--- START ---

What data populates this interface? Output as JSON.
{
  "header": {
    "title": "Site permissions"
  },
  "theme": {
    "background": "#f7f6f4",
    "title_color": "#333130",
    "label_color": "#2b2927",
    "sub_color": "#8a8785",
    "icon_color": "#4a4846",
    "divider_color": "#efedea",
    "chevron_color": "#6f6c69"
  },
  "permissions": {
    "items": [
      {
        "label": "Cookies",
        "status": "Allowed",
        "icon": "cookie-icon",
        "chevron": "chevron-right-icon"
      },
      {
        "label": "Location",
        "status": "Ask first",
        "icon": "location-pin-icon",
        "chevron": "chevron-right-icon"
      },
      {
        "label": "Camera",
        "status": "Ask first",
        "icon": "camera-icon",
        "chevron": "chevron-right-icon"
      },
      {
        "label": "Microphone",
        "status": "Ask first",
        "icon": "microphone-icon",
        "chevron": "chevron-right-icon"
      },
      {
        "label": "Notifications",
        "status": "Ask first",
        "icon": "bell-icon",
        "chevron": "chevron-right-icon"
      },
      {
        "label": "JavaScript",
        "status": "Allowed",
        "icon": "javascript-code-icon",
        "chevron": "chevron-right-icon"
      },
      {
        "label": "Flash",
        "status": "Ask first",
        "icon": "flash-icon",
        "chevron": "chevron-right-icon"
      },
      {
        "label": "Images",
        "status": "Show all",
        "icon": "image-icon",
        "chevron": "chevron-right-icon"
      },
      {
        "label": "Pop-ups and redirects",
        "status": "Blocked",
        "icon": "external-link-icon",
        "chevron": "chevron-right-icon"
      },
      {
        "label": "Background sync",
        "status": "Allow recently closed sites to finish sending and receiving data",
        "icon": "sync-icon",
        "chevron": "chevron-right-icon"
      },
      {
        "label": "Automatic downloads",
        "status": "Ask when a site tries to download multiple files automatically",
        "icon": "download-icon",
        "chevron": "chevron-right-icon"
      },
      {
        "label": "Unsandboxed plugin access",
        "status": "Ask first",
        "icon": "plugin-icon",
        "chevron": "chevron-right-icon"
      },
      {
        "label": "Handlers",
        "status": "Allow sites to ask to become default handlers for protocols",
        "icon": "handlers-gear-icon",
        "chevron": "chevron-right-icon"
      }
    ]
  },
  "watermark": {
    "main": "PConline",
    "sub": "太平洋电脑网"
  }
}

--- END ---
--- START ---

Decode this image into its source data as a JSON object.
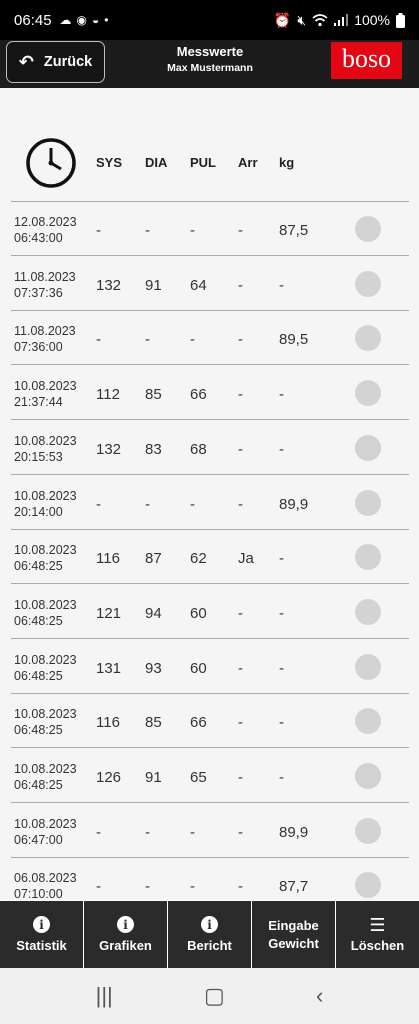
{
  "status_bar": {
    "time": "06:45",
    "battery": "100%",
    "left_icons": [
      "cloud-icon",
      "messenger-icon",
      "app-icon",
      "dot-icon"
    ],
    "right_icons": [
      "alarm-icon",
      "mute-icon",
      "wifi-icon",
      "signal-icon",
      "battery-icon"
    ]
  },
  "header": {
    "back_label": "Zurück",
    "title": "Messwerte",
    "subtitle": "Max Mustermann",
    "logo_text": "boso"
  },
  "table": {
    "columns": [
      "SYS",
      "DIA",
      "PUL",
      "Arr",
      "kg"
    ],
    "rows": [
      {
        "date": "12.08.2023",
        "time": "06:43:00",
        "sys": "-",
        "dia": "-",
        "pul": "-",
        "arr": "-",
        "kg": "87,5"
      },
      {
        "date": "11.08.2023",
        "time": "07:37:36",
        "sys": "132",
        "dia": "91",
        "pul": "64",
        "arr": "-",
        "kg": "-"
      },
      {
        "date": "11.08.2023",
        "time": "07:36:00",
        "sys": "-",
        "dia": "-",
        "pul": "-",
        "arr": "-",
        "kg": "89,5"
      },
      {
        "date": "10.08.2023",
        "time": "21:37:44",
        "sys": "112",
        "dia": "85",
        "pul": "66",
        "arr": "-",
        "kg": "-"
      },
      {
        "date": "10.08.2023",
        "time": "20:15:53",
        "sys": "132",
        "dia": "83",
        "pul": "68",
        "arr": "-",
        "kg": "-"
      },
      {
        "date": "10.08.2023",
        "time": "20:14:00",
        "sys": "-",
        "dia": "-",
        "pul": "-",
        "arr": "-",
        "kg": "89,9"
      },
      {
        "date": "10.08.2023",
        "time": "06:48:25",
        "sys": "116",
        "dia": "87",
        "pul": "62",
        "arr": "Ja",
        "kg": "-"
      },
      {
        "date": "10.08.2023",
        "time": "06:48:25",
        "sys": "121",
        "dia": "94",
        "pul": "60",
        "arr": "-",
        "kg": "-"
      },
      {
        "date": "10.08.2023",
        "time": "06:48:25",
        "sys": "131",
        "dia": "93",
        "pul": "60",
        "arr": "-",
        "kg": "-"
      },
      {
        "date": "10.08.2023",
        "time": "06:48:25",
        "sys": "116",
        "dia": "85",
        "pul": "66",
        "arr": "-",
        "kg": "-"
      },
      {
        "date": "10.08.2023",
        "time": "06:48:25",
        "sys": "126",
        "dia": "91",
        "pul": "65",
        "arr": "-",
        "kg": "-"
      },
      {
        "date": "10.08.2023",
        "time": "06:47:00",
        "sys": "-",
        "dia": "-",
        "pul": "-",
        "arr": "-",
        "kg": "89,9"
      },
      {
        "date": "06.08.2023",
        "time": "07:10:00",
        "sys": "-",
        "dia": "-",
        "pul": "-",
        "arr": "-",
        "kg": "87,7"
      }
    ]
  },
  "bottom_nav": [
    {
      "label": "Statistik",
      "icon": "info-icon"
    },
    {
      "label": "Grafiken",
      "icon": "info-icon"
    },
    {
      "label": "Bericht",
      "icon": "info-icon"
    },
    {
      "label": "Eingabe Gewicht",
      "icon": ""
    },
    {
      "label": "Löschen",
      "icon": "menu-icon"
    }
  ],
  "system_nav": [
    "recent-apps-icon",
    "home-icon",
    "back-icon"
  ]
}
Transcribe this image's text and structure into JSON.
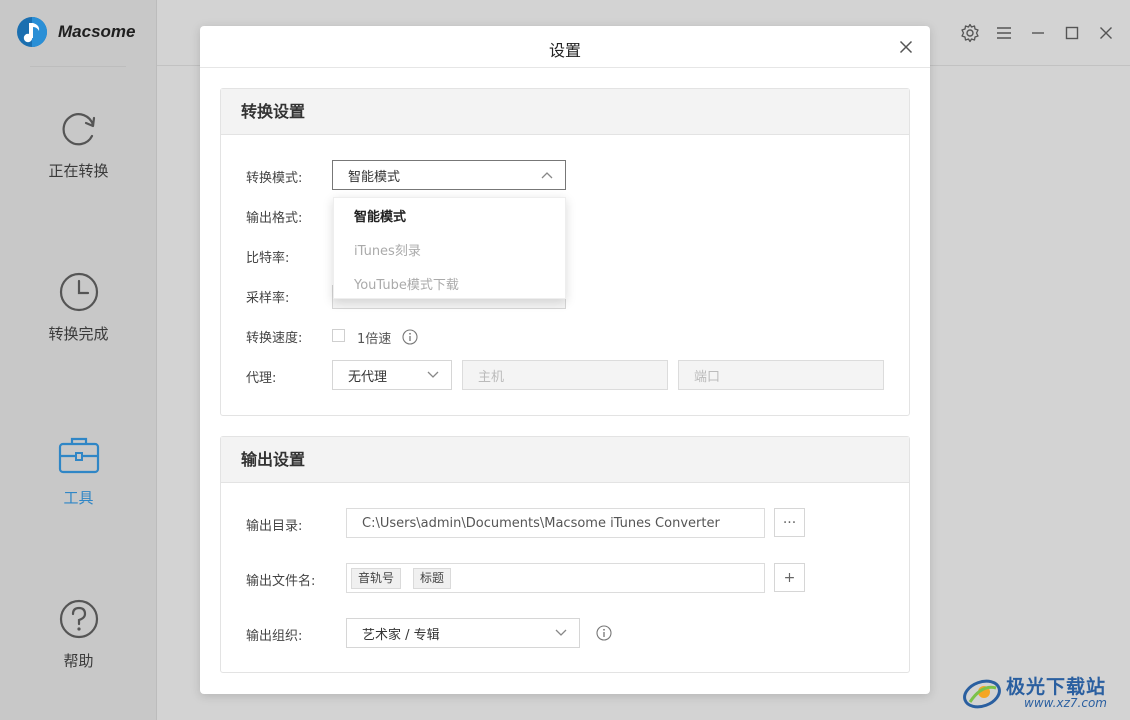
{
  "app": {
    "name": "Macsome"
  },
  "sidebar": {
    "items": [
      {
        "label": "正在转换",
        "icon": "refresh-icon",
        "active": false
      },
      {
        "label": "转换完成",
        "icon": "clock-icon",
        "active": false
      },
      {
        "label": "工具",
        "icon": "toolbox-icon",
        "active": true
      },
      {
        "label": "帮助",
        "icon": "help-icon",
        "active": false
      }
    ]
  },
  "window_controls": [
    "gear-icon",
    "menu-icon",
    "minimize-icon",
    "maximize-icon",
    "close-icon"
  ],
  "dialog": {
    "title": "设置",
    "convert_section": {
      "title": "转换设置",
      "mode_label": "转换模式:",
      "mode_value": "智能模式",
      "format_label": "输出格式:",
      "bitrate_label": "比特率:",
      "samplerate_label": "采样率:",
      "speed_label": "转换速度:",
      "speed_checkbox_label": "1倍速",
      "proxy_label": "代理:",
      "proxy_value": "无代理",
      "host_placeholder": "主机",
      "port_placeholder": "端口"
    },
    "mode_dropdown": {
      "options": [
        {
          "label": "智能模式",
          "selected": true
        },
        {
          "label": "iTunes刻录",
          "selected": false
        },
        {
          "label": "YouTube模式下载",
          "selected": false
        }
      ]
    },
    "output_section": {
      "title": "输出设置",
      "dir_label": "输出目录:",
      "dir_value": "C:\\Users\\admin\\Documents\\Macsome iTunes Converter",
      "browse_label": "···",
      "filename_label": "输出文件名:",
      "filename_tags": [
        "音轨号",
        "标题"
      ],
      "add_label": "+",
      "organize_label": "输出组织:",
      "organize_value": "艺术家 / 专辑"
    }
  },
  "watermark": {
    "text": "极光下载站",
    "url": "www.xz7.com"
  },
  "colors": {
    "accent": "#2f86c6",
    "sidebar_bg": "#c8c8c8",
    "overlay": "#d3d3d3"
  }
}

--- END ---
--- START ---

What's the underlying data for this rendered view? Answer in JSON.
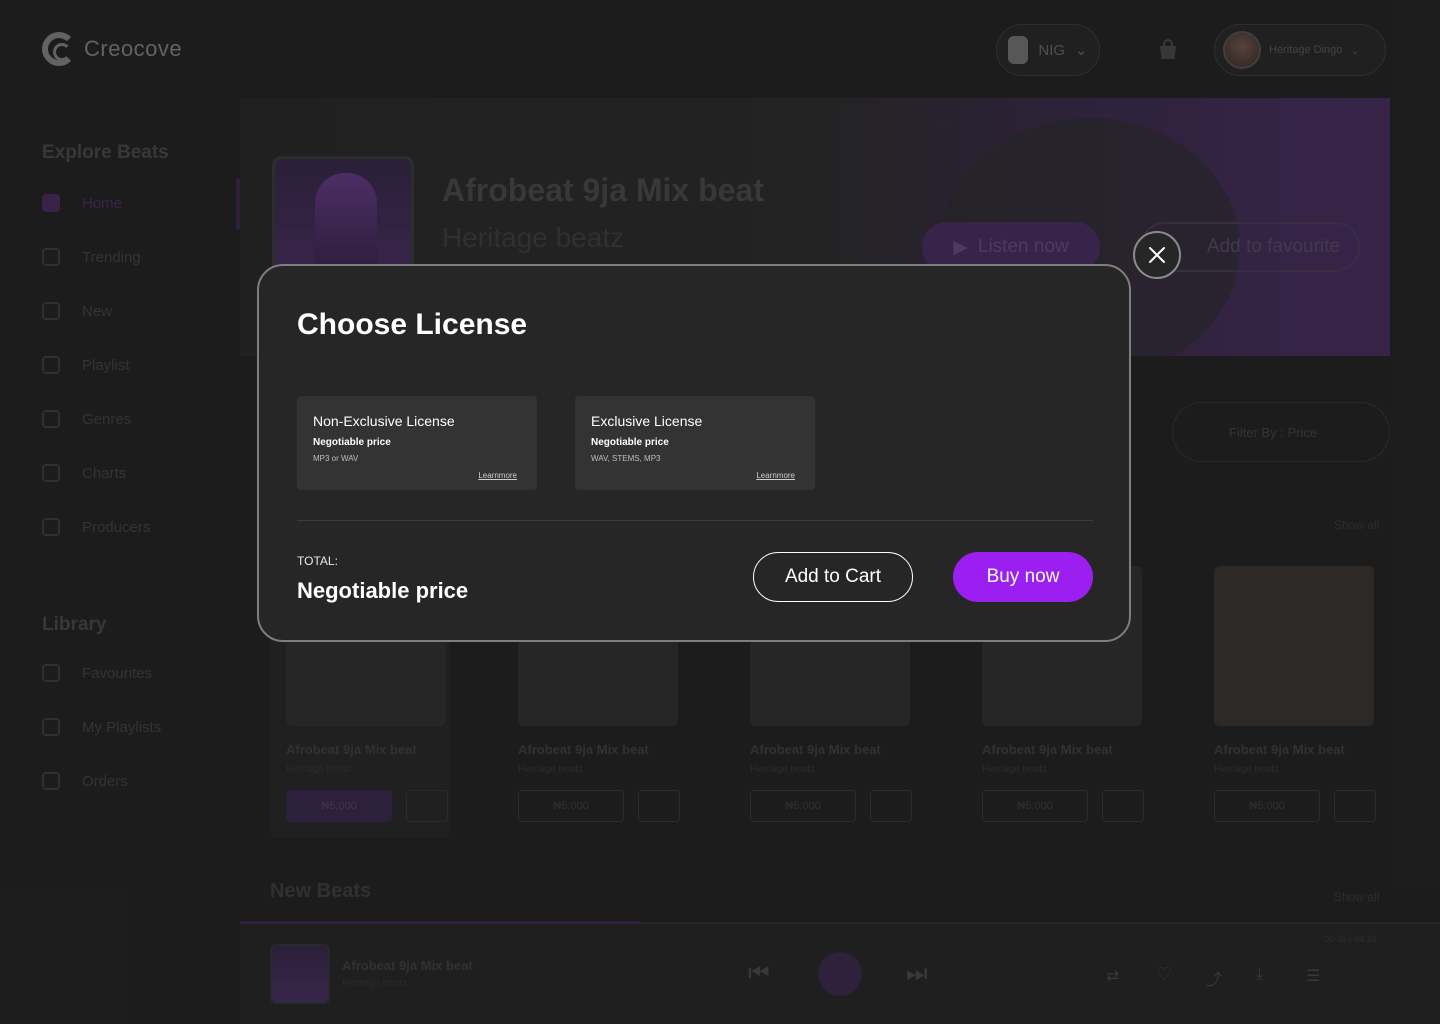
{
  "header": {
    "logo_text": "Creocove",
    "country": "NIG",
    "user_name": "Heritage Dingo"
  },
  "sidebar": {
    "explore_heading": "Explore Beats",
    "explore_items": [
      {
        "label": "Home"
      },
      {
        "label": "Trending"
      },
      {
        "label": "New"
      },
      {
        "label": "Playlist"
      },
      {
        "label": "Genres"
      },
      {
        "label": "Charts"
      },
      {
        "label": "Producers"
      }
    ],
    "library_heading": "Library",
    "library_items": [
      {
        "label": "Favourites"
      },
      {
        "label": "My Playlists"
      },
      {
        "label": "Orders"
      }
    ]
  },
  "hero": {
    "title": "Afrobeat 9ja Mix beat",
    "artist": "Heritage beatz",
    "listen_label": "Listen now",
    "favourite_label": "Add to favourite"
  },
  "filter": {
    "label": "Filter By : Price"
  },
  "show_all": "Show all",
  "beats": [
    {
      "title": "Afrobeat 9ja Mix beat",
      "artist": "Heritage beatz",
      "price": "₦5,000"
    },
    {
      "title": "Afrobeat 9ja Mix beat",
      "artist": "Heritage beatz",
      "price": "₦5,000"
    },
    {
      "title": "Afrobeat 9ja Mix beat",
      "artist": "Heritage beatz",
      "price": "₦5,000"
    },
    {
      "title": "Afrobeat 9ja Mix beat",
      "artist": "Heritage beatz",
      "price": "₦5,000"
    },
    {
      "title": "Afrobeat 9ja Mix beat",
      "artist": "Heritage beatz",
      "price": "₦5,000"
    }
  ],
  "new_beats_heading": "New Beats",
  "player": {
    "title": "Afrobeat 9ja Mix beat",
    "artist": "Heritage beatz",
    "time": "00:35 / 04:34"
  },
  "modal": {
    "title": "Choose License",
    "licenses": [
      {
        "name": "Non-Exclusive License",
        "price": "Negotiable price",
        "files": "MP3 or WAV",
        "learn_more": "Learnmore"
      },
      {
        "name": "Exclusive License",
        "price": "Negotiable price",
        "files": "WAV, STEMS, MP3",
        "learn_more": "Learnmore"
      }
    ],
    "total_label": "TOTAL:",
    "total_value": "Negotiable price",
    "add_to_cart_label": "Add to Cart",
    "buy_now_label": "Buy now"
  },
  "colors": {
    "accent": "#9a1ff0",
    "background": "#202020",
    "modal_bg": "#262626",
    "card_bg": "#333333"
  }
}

--- END ---

> [Requirements]: Tell how many lines of the records above hold the string "sites". Give no other text.

> [Task response]: 2